§ AIM OF THE TASK
Using the commit text below, decide whether each statement agrees with it, answering yes or no and quoting the words of the text that decide it. 1. The commit adds test.log to the .gitignore file. 2. The test class MinimalTest is given the new name MinimalRMISSLTest. 3. The socket factory is put into the environment only when RMI_REGISTRY_SSL_DISABLED is set to "true".

§ PASSAGE PROVIDED
Start of Block
Added environment variable to allow RMI SSL but disable use of SSL for the RMI registry (#952)

Signed-off-by: dhoard <doug.hoard@gmail.com>

Author: dhoard

.gitignore

@@ -15,3 +15,6 @@ pom.xml.versionsBackup
 integration_test_suite/integration_tests/src/test/resources/common/**.jar
 output.log
 stress-test.log
+test.sh
+test.log
+.antublue-test-engine.properties

collector/src/main/java/io/prometheus/jmx/JmxScraper.java

@@ -120,7 +120,10 @@ public void doScrape() throws Exception {
                 environment.put(
                         RMIConnectorServer.RMI_CLIENT_SOCKET_FACTORY_ATTRIBUTE,
                         clientSocketFactory);
-                environment.put("com.sun.jndi.rmi.factory.socket", clientSocketFactory);
+
+                if (!"true".equalsIgnoreCase(System.getenv("RMI_REGISTRY_SSL_DISABLED"))) {
+                    environment.put("com.sun.jndi.rmi.factory.socket", clientSocketFactory);
+                }
             }
 
             jmxc = JMXConnectorFactory.connect(new JMXServiceURL(jmxUrl), environment);

integration_test_suite/integration_tests/src/test/java/io/prometheus/jmx/test/rmi/ssl/MinimalTest.java renamed to integration_test_suite/integration_tests/src/test/java/io/prometheus/jmx/test/rmi/ssl/MinimalRMISSLTest.java

@@ -36,7 +36,7 @@
 import java.util.stream.Stream;
 import org.antublue.test.engine.api.TestEngine;
 
-public class MinimalTest extends AbstractTest implements Consumer<HttpResponse> {
+public class MinimalRMISSLTest extends AbstractTest implements Consumer<HttpResponse> {
 
     /**
      * Method to get the list of TestArguments

integration_test_suite/integration_tests/src/test/java/io/prometheus/jmx/test/rmi/ssl/RMIRegistrySSLDisabledTest.java

@@ -0,0 +1,157 @@
+/*
+ * Copyright (C) 2023 The Prometheus jmx_exporter Authors
+ *
+ * Licensed under the Apache License, Version 2.0 (the "License");
+ * you may not use this file except in compliance with the License.
End of Block
§ INFORMATION SUPPLIED
Start of Block
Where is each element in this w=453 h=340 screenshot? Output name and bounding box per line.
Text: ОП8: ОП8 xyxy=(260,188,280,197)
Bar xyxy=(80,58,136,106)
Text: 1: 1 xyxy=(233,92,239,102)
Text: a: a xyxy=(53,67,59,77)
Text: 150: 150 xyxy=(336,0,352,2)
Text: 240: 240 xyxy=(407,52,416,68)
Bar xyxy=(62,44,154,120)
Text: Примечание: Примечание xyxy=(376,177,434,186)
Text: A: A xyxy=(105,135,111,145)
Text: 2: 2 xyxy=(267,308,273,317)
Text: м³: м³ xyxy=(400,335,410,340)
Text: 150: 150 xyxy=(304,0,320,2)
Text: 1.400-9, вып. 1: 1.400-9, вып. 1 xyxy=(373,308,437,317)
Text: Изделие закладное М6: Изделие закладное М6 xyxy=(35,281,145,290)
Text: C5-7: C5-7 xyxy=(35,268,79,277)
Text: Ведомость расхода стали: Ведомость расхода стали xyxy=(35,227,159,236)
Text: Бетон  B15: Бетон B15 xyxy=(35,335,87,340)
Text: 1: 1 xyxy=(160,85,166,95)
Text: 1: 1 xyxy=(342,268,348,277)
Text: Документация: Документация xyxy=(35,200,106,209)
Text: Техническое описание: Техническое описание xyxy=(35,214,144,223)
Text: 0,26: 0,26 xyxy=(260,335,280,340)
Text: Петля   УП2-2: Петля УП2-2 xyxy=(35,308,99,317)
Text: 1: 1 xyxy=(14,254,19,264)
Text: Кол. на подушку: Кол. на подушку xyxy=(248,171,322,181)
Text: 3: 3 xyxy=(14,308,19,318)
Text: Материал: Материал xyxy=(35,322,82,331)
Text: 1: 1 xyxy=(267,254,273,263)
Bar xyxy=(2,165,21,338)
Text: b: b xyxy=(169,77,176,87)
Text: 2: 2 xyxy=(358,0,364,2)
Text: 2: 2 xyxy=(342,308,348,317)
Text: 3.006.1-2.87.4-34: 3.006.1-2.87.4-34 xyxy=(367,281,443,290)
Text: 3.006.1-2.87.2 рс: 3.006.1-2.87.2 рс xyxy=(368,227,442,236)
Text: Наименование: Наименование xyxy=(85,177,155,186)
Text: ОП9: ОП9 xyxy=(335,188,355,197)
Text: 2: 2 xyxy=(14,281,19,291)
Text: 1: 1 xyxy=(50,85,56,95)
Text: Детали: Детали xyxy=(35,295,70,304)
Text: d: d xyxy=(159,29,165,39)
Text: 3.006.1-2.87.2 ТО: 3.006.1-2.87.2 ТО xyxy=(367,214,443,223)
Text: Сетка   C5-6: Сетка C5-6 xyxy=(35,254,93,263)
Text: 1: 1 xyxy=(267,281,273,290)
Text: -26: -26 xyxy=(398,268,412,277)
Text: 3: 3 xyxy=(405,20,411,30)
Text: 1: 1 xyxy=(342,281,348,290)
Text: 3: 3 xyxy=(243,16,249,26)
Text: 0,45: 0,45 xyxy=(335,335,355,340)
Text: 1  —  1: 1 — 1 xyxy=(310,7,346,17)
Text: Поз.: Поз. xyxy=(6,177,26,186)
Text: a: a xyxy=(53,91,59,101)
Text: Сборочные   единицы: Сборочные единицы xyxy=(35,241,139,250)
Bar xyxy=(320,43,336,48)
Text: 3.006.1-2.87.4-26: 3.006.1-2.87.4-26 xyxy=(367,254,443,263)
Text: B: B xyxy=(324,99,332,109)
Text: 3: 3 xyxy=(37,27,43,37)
End of Block
§ ANSWER BOX
1. Yes: "+test.log"
2. Yes: "public class MinimalRMISSLTest extends AbstractTest"
3. No: "if (!"true".equalsIgnoreCase(System.getenv("RMI_REGISTRY_SSL_DISABLED"))) {"